*The request*
The records should be written out in full, with nothing altered.

Stored entries
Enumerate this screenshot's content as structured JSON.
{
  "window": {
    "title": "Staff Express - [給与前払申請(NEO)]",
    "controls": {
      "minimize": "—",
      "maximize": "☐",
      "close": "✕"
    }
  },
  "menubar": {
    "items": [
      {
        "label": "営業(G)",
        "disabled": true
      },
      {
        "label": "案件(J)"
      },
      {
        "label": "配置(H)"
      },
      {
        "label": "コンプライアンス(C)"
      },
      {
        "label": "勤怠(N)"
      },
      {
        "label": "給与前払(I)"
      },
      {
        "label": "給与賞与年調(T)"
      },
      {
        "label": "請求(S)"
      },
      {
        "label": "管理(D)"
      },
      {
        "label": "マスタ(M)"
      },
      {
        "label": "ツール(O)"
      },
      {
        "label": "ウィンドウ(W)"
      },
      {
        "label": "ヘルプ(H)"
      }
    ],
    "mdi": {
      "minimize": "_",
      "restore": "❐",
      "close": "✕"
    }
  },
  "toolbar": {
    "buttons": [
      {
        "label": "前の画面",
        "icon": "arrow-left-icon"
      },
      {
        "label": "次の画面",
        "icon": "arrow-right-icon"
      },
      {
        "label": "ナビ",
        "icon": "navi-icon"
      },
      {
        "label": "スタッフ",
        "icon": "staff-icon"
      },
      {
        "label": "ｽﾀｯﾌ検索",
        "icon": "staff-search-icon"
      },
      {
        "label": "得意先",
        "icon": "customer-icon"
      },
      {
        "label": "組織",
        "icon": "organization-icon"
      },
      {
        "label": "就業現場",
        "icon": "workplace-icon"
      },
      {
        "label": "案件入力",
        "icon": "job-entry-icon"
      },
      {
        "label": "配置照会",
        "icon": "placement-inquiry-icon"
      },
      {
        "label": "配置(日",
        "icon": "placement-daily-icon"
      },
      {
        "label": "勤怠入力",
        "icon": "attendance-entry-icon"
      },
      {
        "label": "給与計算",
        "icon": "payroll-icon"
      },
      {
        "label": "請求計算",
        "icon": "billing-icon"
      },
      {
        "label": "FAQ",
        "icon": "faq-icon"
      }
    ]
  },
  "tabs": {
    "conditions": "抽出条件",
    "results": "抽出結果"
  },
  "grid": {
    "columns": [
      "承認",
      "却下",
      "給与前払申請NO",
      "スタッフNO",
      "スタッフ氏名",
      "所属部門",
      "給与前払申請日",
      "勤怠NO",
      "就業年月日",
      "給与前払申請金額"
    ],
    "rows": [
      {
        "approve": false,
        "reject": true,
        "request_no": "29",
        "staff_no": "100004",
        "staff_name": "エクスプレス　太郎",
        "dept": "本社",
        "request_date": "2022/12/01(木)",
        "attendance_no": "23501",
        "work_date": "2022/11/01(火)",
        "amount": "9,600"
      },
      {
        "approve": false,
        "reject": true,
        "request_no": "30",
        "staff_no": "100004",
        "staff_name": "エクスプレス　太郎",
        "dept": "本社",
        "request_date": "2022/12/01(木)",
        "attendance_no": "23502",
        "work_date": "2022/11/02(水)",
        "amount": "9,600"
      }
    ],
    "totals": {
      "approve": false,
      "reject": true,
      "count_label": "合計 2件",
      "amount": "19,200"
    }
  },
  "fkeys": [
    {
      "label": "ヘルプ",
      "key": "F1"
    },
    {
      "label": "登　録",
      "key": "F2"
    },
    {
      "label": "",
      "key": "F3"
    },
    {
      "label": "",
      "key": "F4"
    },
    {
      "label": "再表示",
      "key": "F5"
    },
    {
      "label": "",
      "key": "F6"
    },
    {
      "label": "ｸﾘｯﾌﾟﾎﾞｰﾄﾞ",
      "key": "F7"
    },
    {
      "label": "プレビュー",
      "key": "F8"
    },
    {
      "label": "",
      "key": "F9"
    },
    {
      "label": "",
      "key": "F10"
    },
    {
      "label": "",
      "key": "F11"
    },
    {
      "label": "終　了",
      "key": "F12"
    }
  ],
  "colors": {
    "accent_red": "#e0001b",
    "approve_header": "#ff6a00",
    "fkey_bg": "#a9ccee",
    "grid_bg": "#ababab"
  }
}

*Correct output*
Enumerate this screenshot's content as structured JSON.
{
  "window": {
    "title": "Staff Express - [給与前払申請(NEO)]",
    "controls": {
      "minimize": "—",
      "maximize": "☐",
      "close": "✕"
    }
  },
  "menubar": {
    "items": [
      {
        "label": "営業(G)",
        "disabled": true
      },
      {
        "label": "案件(J)"
      },
      {
        "label": "配置(H)"
      },
      {
        "label": "コンプライアンス(C)"
      },
      {
        "label": "勤怠(N)"
      },
      {
        "label": "給与前払(I)"
      },
      {
        "label": "給与賞与年調(T)"
      },
      {
        "label": "請求(S)"
      },
      {
        "label": "管理(D)"
      },
      {
        "label": "マスタ(M)"
      },
      {
        "label": "ツール(O)"
      },
      {
        "label": "ウィンドウ(W)"
      },
      {
        "label": "ヘルプ(H)"
      }
    ],
    "mdi": {
      "minimize": "_",
      "restore": "❐",
      "close": "✕"
    }
  },
  "toolbar": {
    "buttons": [
      {
        "label": "前の画面",
        "icon": "arrow-left-icon"
      },
      {
        "label": "次の画面",
        "icon": "arrow-right-icon"
      },
      {
        "label": "ナビ",
        "icon": "navi-icon"
      },
      {
        "label": "スタッフ",
        "icon": "staff-icon"
      },
      {
        "label": "ｽﾀｯﾌ検索",
        "icon": "staff-search-icon"
      },
      {
        "label": "得意先",
        "icon": "customer-icon"
      },
      {
        "label": "組織",
        "icon": "organization-icon"
      },
      {
        "label": "就業現場",
        "icon": "workplace-icon"
      },
      {
        "label": "案件入力",
        "icon": "job-entry-icon"
      },
      {
        "label": "配置照会",
        "icon": "placement-inquiry-icon"
      },
      {
        "label": "配置(日",
        "icon": "placement-daily-icon"
      },
      {
        "label": "勤怠入力",
        "icon": "attendance-entry-icon"
      },
      {
        "label": "給与計算",
        "icon": "payroll-icon"
      },
      {
        "label": "請求計算",
        "icon": "billing-icon"
      },
      {
        "label": "FAQ",
        "icon": "faq-icon"
      }
    ]
  },
  "tabs": {
    "conditions": "抽出条件",
    "results": "抽出結果"
  },
  "grid": {
    "columns": [
      "承認",
      "却下",
      "給与前払申請NO",
      "スタッフNO",
      "スタッフ氏名",
      "所属部門",
      "給与前払申請日",
      "勤怠NO",
      "就業年月日",
      "給与前払申請金額"
    ],
    "rows": [
      {
        "approve": false,
        "reject": true,
        "request_no": "29",
        "staff_no": "100004",
        "staff_name": "エクスプレス　太郎",
        "dept": "本社",
        "request_date": "2022/12/01(木)",
        "attendance_no": "23501",
        "work_date": "2022/11/01(火)",
        "amount": "9,600"
      },
      {
        "approve": false,
        "reject": true,
        "request_no": "30",
        "staff_no": "100004",
        "staff_name": "エクスプレス　太郎",
        "dept": "本社",
        "request_date": "2022/12/01(木)",
        "attendance_no": "23502",
        "work_date": "2022/11/02(水)",
        "amount": "9,600"
      }
    ],
    "totals": {
      "approve": false,
      "reject": true,
      "count_label": "合計 2件",
      "amount": "19,200"
    }
  },
  "fkeys": [
    {
      "label": "ヘルプ",
      "key": "F1"
    },
    {
      "label": "登　録",
      "key": "F2"
    },
    {
      "label": "",
      "key": "F3"
    },
    {
      "label": "",
      "key": "F4"
    },
    {
      "label": "再表示",
      "key": "F5"
    },
    {
      "label": "",
      "key": "F6"
    },
    {
      "label": "ｸﾘｯﾌﾟﾎﾞｰﾄﾞ",
      "key": "F7"
    },
    {
      "label": "プレビュー",
      "key": "F8"
    },
    {
      "label": "",
      "key": "F9"
    },
    {
      "label": "",
      "key": "F10"
    },
    {
      "label": "",
      "key": "F11"
    },
    {
      "label": "終　了",
      "key": "F12"
    }
  ],
  "colors": {
    "accent_red": "#e0001b",
    "approve_header": "#ff6a00",
    "fkey_bg": "#a9ccee",
    "grid_bg": "#ababab"
  }
}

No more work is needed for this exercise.